>> start DATA FOR THIS EXERCISE

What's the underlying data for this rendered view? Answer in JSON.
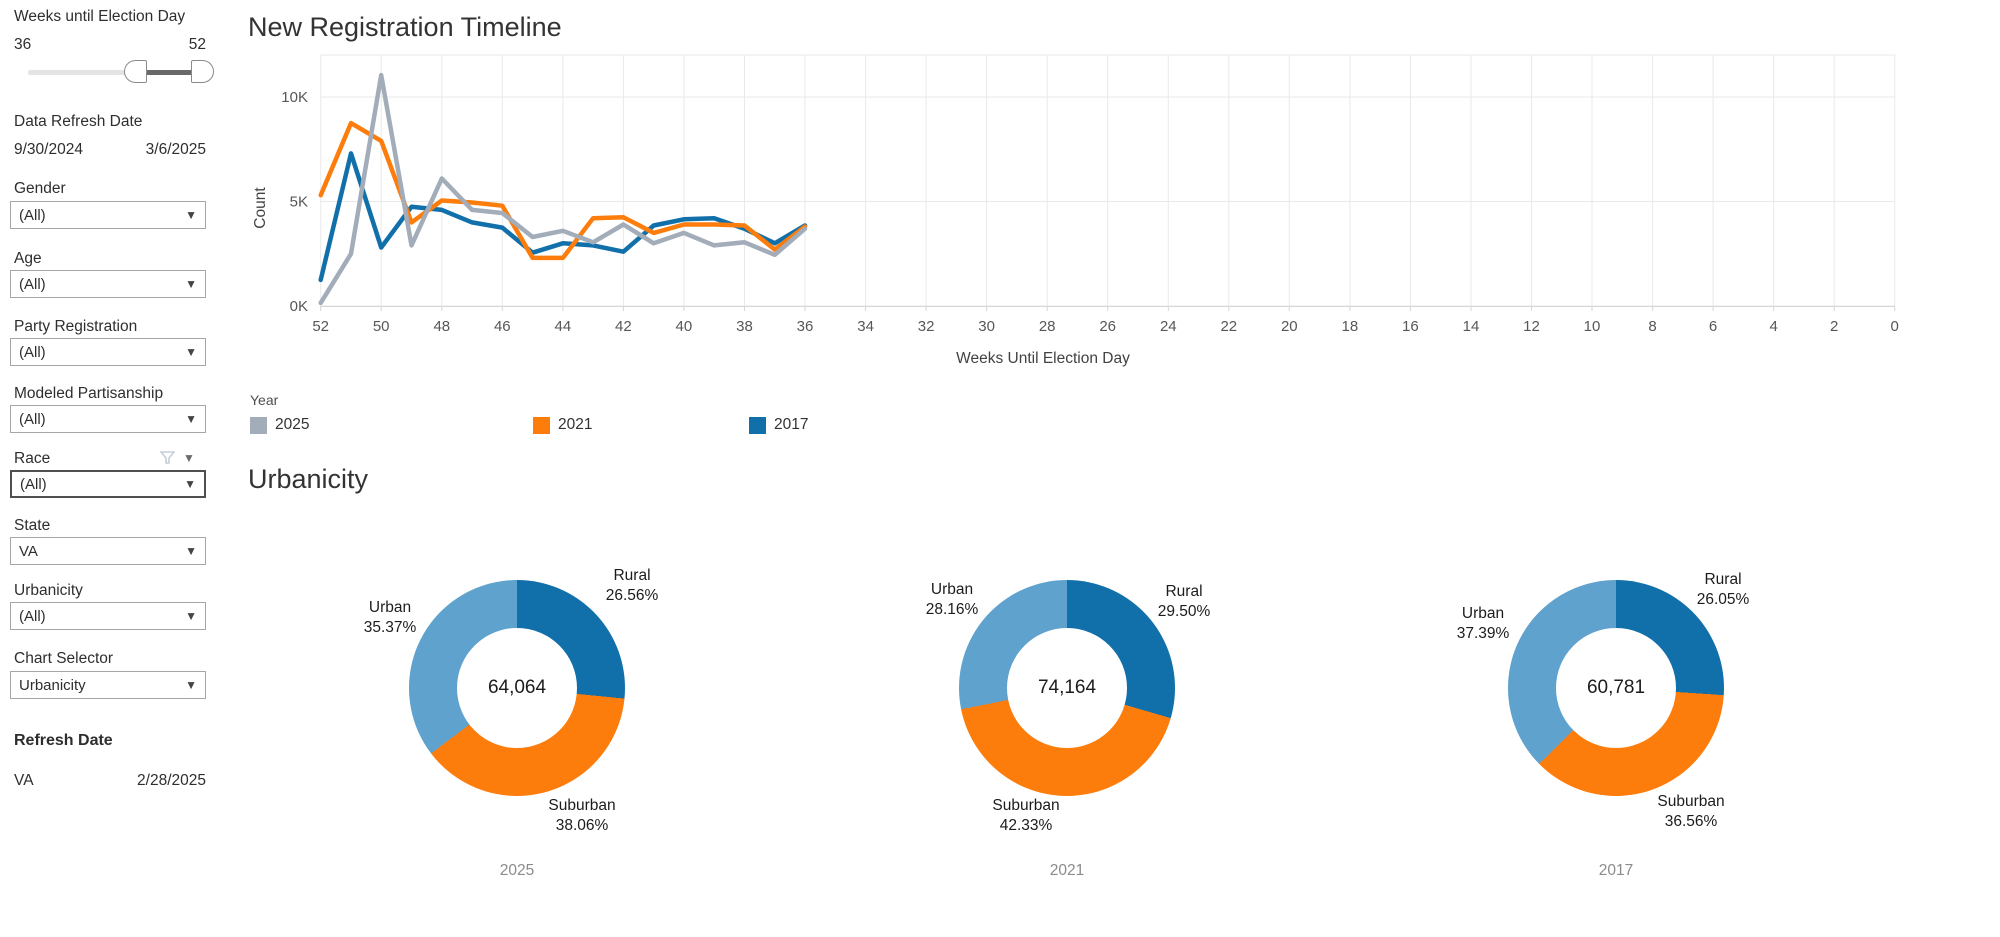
{
  "colors": {
    "series_2025": "#a3acb9",
    "series_2021": "#fc7d0b",
    "series_2017": "#1170aa",
    "urban_light_blue": "#5fa2ce",
    "gridline": "#e9e9e9",
    "axis_line": "#d6d6d6",
    "tick_text": "#575757"
  },
  "sidebar": {
    "slider": {
      "label": "Weeks until Election Day",
      "min_label": "36",
      "max_label": "52"
    },
    "data_refresh": {
      "label": "Data Refresh Date",
      "start": "9/30/2024",
      "end": "3/6/2025"
    },
    "filters": [
      {
        "label": "Gender",
        "value": "(All)"
      },
      {
        "label": "Age",
        "value": "(All)"
      },
      {
        "label": "Party Registration",
        "value": "(All)"
      },
      {
        "label": "Modeled Partisanship",
        "value": "(All)"
      },
      {
        "label": "Race",
        "value": "(All)"
      },
      {
        "label": "State",
        "value": "VA"
      },
      {
        "label": "Urbanicity",
        "value": "(All)"
      },
      {
        "label": "Chart Selector",
        "value": "Urbanicity"
      }
    ],
    "refresh": {
      "label": "Refresh Date",
      "state": "VA",
      "date": "2/28/2025"
    }
  },
  "main": {
    "urbanicity_title": "Urbanicity"
  },
  "legend": {
    "title": "Year",
    "items": [
      {
        "label": "2025",
        "color": "#a3acb9"
      },
      {
        "label": "2021",
        "color": "#fc7d0b"
      },
      {
        "label": "2017",
        "color": "#1170aa"
      }
    ]
  },
  "chart_data": [
    {
      "type": "line",
      "title": "New Registration Timeline",
      "xlabel": "Weeks Until Election Day",
      "ylabel": "Count",
      "x_reversed": true,
      "xlim": [
        52,
        0
      ],
      "ylim": [
        0,
        11600
      ],
      "grid": true,
      "legend_position": "bottom-left",
      "x_ticks": [
        52,
        50,
        48,
        46,
        44,
        42,
        40,
        38,
        36,
        34,
        32,
        30,
        28,
        26,
        24,
        22,
        20,
        18,
        16,
        14,
        12,
        10,
        8,
        6,
        4,
        2,
        0
      ],
      "y_ticks": [
        {
          "value": 0,
          "label": "0K"
        },
        {
          "value": 5000,
          "label": "5K"
        },
        {
          "value": 10000,
          "label": "10K"
        }
      ],
      "x": [
        52,
        51,
        50,
        49,
        48,
        47,
        46,
        45,
        44,
        43,
        42,
        41,
        40,
        39,
        38,
        37,
        36
      ],
      "series": [
        {
          "name": "2025",
          "color": "#a3acb9",
          "values": [
            150,
            2500,
            11050,
            2900,
            6100,
            4600,
            4450,
            3300,
            3600,
            3050,
            3900,
            3000,
            3500,
            2900,
            3050,
            2450,
            3700
          ]
        },
        {
          "name": "2021",
          "color": "#fc7d0b",
          "values": [
            5300,
            8750,
            7900,
            4000,
            5050,
            4950,
            4800,
            2300,
            2300,
            4200,
            4250,
            3500,
            3900,
            3900,
            3850,
            2700,
            3800
          ]
        },
        {
          "name": "2017",
          "color": "#1170aa",
          "values": [
            1250,
            7300,
            2800,
            4750,
            4600,
            4000,
            3750,
            2550,
            3000,
            2900,
            2600,
            3850,
            4150,
            4200,
            3700,
            3000,
            3850
          ]
        }
      ]
    },
    {
      "type": "donut",
      "caption": "2025",
      "total": "64,064",
      "slices": [
        {
          "label": "Rural",
          "pct": 26.56,
          "pct_label": "26.56%",
          "color": "#1170aa"
        },
        {
          "label": "Suburban",
          "pct": 38.06,
          "pct_label": "38.06%",
          "color": "#fc7d0b"
        },
        {
          "label": "Urban",
          "pct": 35.37,
          "pct_label": "35.37%",
          "color": "#5fa2ce"
        }
      ]
    },
    {
      "type": "donut",
      "caption": "2021",
      "total": "74,164",
      "slices": [
        {
          "label": "Rural",
          "pct": 29.5,
          "pct_label": "29.50%",
          "color": "#1170aa"
        },
        {
          "label": "Suburban",
          "pct": 42.33,
          "pct_label": "42.33%",
          "color": "#fc7d0b"
        },
        {
          "label": "Urban",
          "pct": 28.16,
          "pct_label": "28.16%",
          "color": "#5fa2ce"
        }
      ]
    },
    {
      "type": "donut",
      "caption": "2017",
      "total": "60,781",
      "slices": [
        {
          "label": "Rural",
          "pct": 26.05,
          "pct_label": "26.05%",
          "color": "#1170aa"
        },
        {
          "label": "Suburban",
          "pct": 36.56,
          "pct_label": "36.56%",
          "color": "#fc7d0b"
        },
        {
          "label": "Urban",
          "pct": 37.39,
          "pct_label": "37.39%",
          "color": "#5fa2ce"
        }
      ]
    }
  ]
}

>> end DATA FOR THIS EXERCISE

* WORK TO BE COMPLETED *
Filter out all lines lacking the word "Election" and copy the rest.

* ANSWER *
      "label": "Weeks until Election Day",
      "xlabel": "Weeks Until Election Day",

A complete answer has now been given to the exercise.